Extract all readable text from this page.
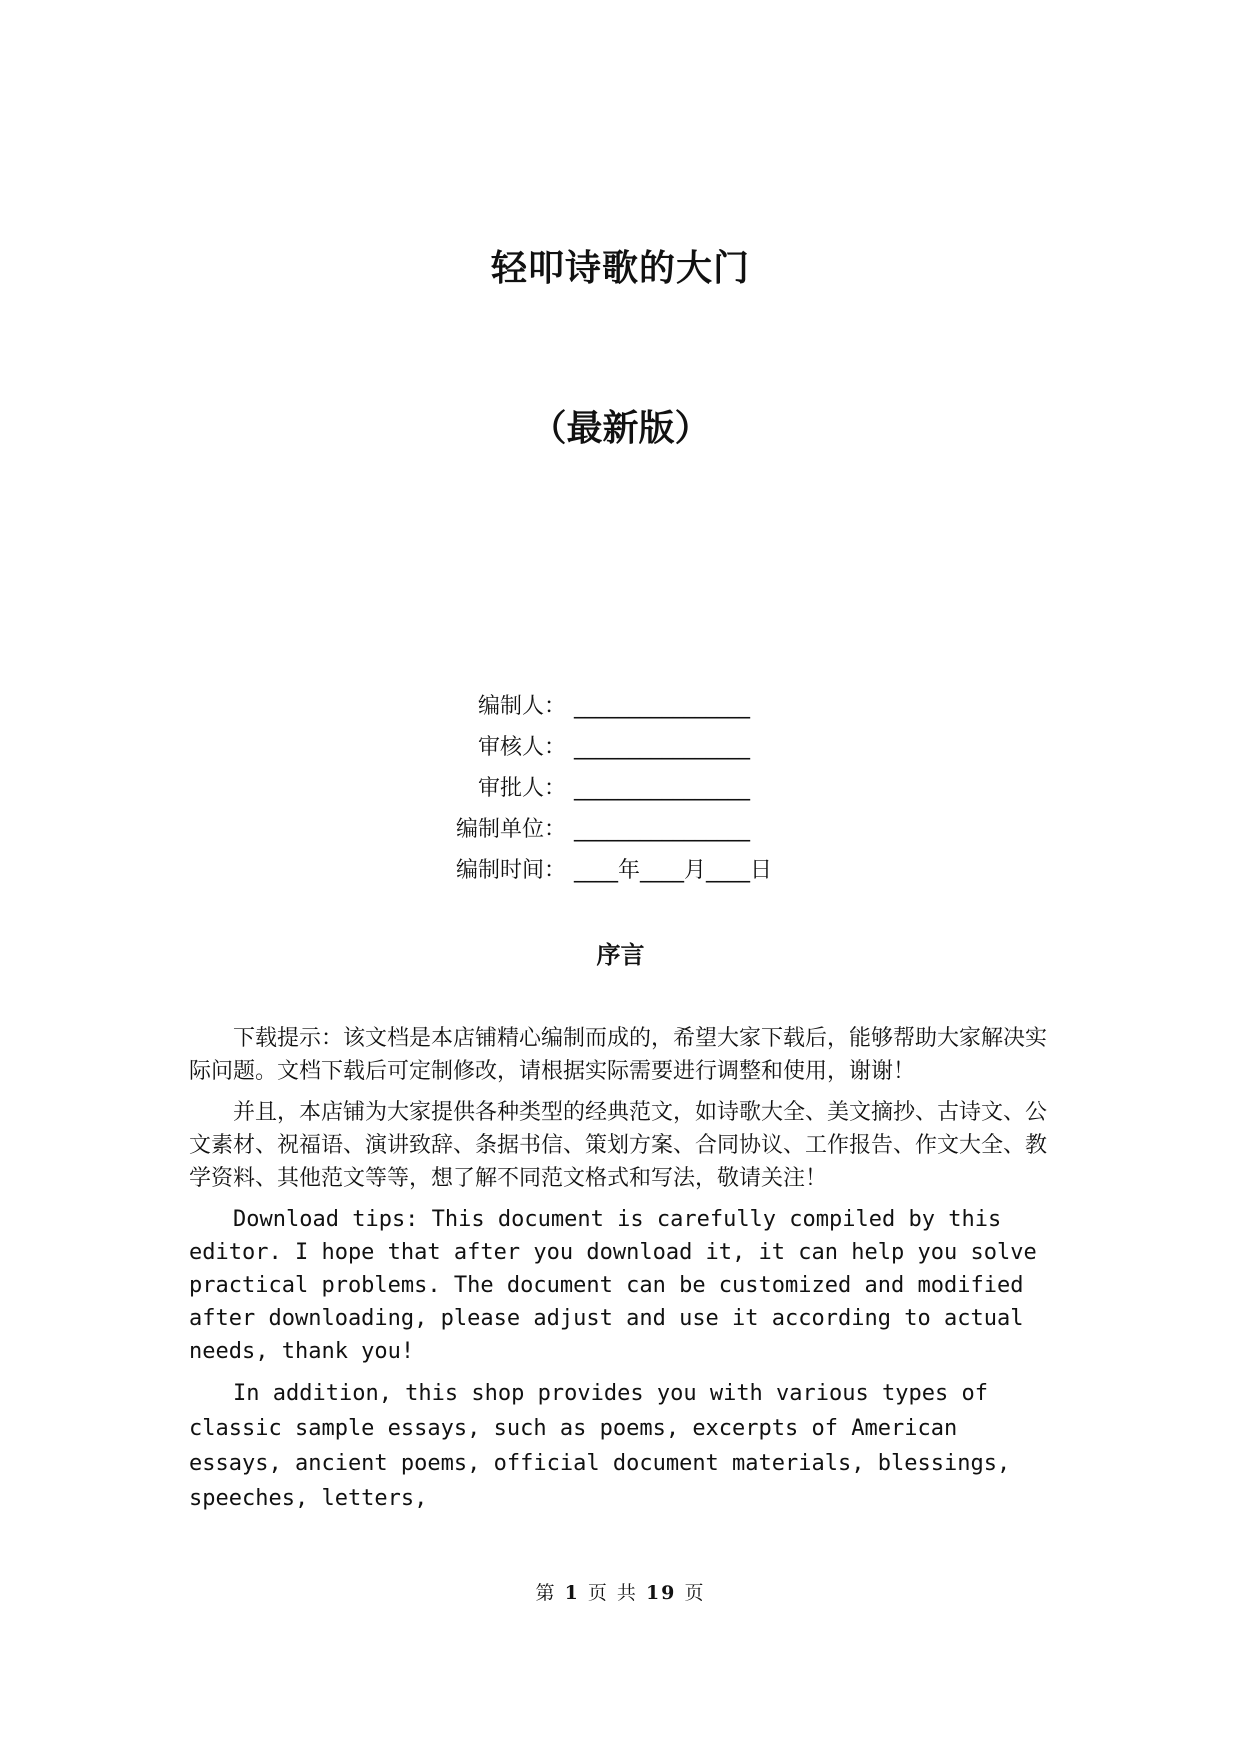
轻叩诗歌的大门
（最新版）
编制人： ________________
审核人： ________________
审批人： ________________
编制单位： ________________
编制时间： ____年____月____日
序言

下载提示：该文档是本店铺精心编制而成的，希望大家下载后，能够帮助大家解决实际问题。文档下载后可定制修改，请根据实际需要进行调整和使用，谢谢！

并且，本店铺为大家提供各种类型的经典范文，如诗歌大全、美文摘抄、古诗文、公文素材、祝福语、演讲致辞、条据书信、策划方案、合同协议、工作报告、作文大全、教学资料、其他范文等等，想了解不同范文格式和写法，敬请关注！

Download tips: This document is carefully compiled by this editor. I hope that after you download it, it can help you solve practical problems. The document can be customized and modified after downloading, please adjust and use it according to actual needs, thank you!

In addition, this shop provides you with various types of classic sample essays, such as poems, excerpts of American essays, ancient poems, official document materials, blessings, speeches, letters,

第 1 页 共 19 页
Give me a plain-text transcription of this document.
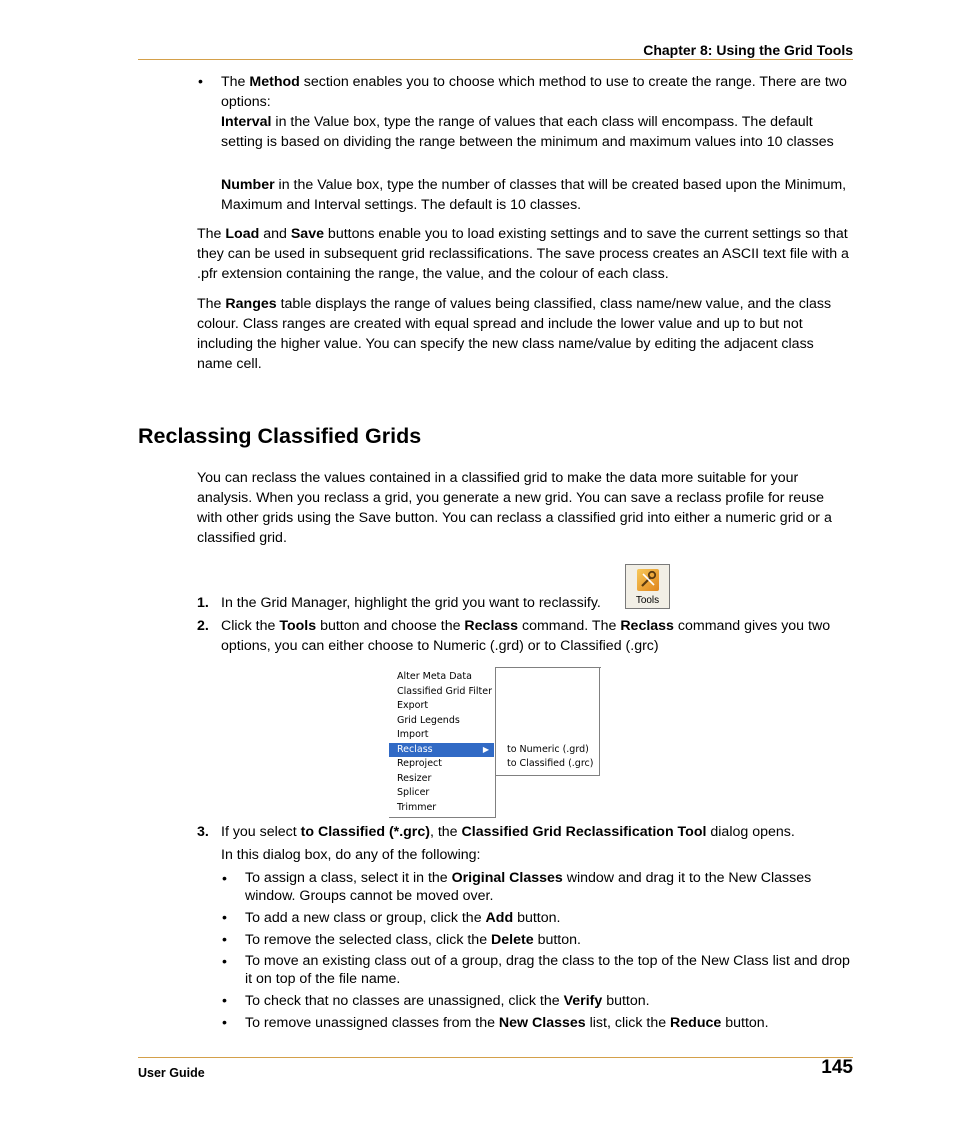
Chapter 8: Using the Grid Tools
•	The Method section enables you to choose which method to use to create the range. There are two options:
Interval in the Value box, type the range of values that each class will encompass. The default setting is based on dividing the range between the minimum and maximum values into 10 classes
Number in the Value box, type the number of classes that will be created based upon the Minimum, Maximum and Interval settings. The default is 10 classes.
The Load and Save buttons enable you to load existing settings and to save the current settings so that they can be used in subsequent grid reclassifications. The save process creates an ASCII text file with a .pfr extension containing the range, the value, and the colour of each class.
The Ranges table displays the range of values being classified, class name/new value, and the class colour. Class ranges are created with equal spread and include the lower value and up to but not including the higher value. You can specify the new class name/value by editing the adjacent class name cell.
Reclassing Classified Grids
You can reclass the values contained in a classified grid to make the data more suitable for your analysis. When you reclass a grid, you generate a new grid. You can save a reclass profile for reuse with other grids using the Save button. You can reclass a classified grid into either a numeric grid or a classified grid.
1. In the Grid Manager, highlight the grid you want to reclassify.	Tools
2. Click the Tools button and choose the Reclass command. The Reclass command gives you two options, you can either choose to Numeric (.grd) or to Classified (.grc)
Alter Meta Data
Classified Grid Filter
Export
Grid Legends
Import
Reclass	▶
Reproject
Resizer
Splicer
Trimmer
to Numeric (.grd)
to Classified (.grc)
3. If you select to Classified (*.grc), the Classified Grid Reclassification Tool dialog opens.
In this dialog box, do any of the following:
•	To assign a class, select it in the Original Classes window and drag it to the New Classes window. Groups cannot be moved over.
•	To add a new class or group, click the Add button.
•	To remove the selected class, click the Delete button.
•	To move an existing class out of a group, drag the class to the top of the New Class list and drop it on top of the file name.
•	To check that no classes are unassigned, click the Verify button.
•	To remove unassigned classes from the New Classes list, click the Reduce button.
User Guide	145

◆ YOUR OBJECTIVE
Retype each line of the listing above word for word. Exclude the pictures.

◆ FINAL ANSWER
Extract all readable text from this page.
轻叩诗歌的大门
（最新版）
编制人： ________________
审核人： ________________
审批人： ________________
编制单位： ________________
编制时间： ____年____月____日
序言

下载提示：该文档是本店铺精心编制而成的，希望大家下载后，能够帮助大家解决实际问题。文档下载后可定制修改，请根据实际需要进行调整和使用，谢谢！

并且，本店铺为大家提供各种类型的经典范文，如诗歌大全、美文摘抄、古诗文、公文素材、祝福语、演讲致辞、条据书信、策划方案、合同协议、工作报告、作文大全、教学资料、其他范文等等，想了解不同范文格式和写法，敬请关注！

Download tips: This document is carefully compiled by this editor. I hope that after you download it, it can help you solve practical problems. The document can be customized and modified after downloading, please adjust and use it according to actual needs, thank you!

In addition, this shop provides you with various types of classic sample essays, such as poems, excerpts of American essays, ancient poems, official document materials, blessings, speeches, letters,

第 1 页 共 19 页
Give me a plain-text transcription of this document.
Chapter 8: Using the Grid Tools
•	The Method section enables you to choose which method to use to create the range. There are two options:
Interval in the Value box, type the range of values that each class will encompass. The default setting is based on dividing the range between the minimum and maximum values into 10 classes
Number in the Value box, type the number of classes that will be created based upon the Minimum, Maximum and Interval settings. The default is 10 classes.
The Load and Save buttons enable you to load existing settings and to save the current settings so that they can be used in subsequent grid reclassifications. The save process creates an ASCII text file with a .pfr extension containing the range, the value, and the colour of each class.
The Ranges table displays the range of values being classified, class name/new value, and the class colour. Class ranges are created with equal spread and include the lower value and up to but not including the higher value. You can specify the new class name/value by editing the adjacent class name cell.
Reclassing Classified Grids
You can reclass the values contained in a classified grid to make the data more suitable for your analysis. When you reclass a grid, you generate a new grid. You can save a reclass profile for reuse with other grids using the Save button. You can reclass a classified grid into either a numeric grid or a classified grid.
1. In the Grid Manager, highlight the grid you want to reclassify.	Tools
2. Click the Tools button and choose the Reclass command. The Reclass command gives you two options, you can either choose to Numeric (.grd) or to Classified (.grc)
Alter Meta Data
Classified Grid Filter
Export
Grid Legends
Import
Reclass	▶
Reproject
Resizer
Splicer
Trimmer
to Numeric (.grd)
to Classified (.grc)
3. If you select to Classified (*.grc), the Classified Grid Reclassification Tool dialog opens.
In this dialog box, do any of the following:
•	To assign a class, select it in the Original Classes window and drag it to the New Classes window. Groups cannot be moved over.
•	To add a new class or group, click the Add button.
•	To remove the selected class, click the Delete button.
•	To move an existing class out of a group, drag the class to the top of the New Class list and drop it on top of the file name.
•	To check that no classes are unassigned, click the Verify button.
•	To remove unassigned classes from the New Classes list, click the Reduce button.
User Guide	145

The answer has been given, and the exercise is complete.